Return the complete listing that follows, with each line reproduced exactly.

** Data excerpts **
◇ ◇ ◇ ◇
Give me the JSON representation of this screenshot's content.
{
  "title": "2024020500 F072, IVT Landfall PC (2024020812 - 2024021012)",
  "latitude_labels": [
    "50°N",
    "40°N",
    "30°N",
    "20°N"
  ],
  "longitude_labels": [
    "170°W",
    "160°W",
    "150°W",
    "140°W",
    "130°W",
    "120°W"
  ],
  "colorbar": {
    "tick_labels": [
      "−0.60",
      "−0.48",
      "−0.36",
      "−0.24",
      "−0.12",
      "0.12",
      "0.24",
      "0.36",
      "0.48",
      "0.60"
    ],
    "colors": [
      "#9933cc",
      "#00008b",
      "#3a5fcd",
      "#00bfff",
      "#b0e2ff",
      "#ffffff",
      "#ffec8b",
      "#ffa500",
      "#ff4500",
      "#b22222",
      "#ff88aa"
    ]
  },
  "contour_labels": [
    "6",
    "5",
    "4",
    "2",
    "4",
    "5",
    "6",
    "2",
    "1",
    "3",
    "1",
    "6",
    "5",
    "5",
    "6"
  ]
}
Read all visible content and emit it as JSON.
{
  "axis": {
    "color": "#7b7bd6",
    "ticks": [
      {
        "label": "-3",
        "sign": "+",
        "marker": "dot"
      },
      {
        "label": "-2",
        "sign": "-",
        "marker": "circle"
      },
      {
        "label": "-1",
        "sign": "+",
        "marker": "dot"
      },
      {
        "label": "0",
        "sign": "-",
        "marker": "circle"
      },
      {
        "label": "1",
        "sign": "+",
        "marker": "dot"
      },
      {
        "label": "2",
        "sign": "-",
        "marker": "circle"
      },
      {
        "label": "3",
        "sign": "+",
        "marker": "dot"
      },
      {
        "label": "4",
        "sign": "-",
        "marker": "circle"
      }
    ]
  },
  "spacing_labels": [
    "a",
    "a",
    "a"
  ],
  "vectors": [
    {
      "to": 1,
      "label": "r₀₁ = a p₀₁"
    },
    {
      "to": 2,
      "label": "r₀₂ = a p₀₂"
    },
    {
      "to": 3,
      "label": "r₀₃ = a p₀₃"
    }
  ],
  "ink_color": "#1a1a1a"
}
◇ ◇ ◇ ◇
** Full solution **
Give me the JSON representation of this screenshot's content.
{
  "title": "2024020500 F072, IVT Landfall PC (2024020812 - 2024021012)",
  "latitude_labels": [
    "50°N",
    "40°N",
    "30°N",
    "20°N"
  ],
  "longitude_labels": [
    "170°W",
    "160°W",
    "150°W",
    "140°W",
    "130°W",
    "120°W"
  ],
  "colorbar": {
    "tick_labels": [
      "−0.60",
      "−0.48",
      "−0.36",
      "−0.24",
      "−0.12",
      "0.12",
      "0.24",
      "0.36",
      "0.48",
      "0.60"
    ],
    "colors": [
      "#9933cc",
      "#00008b",
      "#3a5fcd",
      "#00bfff",
      "#b0e2ff",
      "#ffffff",
      "#ffec8b",
      "#ffa500",
      "#ff4500",
      "#b22222",
      "#ff88aa"
    ]
  },
  "contour_labels": [
    "6",
    "5",
    "4",
    "2",
    "4",
    "5",
    "6",
    "2",
    "1",
    "3",
    "1",
    "6",
    "5",
    "5",
    "6"
  ]
}
Read all visible content and emit it as JSON.
{
  "axis": {
    "color": "#7b7bd6",
    "ticks": [
      {
        "label": "-3",
        "sign": "+",
        "marker": "dot"
      },
      {
        "label": "-2",
        "sign": "-",
        "marker": "circle"
      },
      {
        "label": "-1",
        "sign": "+",
        "marker": "dot"
      },
      {
        "label": "0",
        "sign": "-",
        "marker": "circle"
      },
      {
        "label": "1",
        "sign": "+",
        "marker": "dot"
      },
      {
        "label": "2",
        "sign": "-",
        "marker": "circle"
      },
      {
        "label": "3",
        "sign": "+",
        "marker": "dot"
      },
      {
        "label": "4",
        "sign": "-",
        "marker": "circle"
      }
    ]
  },
  "spacing_labels": [
    "a",
    "a",
    "a"
  ],
  "vectors": [
    {
      "to": 1,
      "label": "r₀₁ = a p₀₁"
    },
    {
      "to": 2,
      "label": "r₀₂ = a p₀₂"
    },
    {
      "to": 3,
      "label": "r₀₃ = a p₀₃"
    }
  ],
  "ink_color": "#1a1a1a"
}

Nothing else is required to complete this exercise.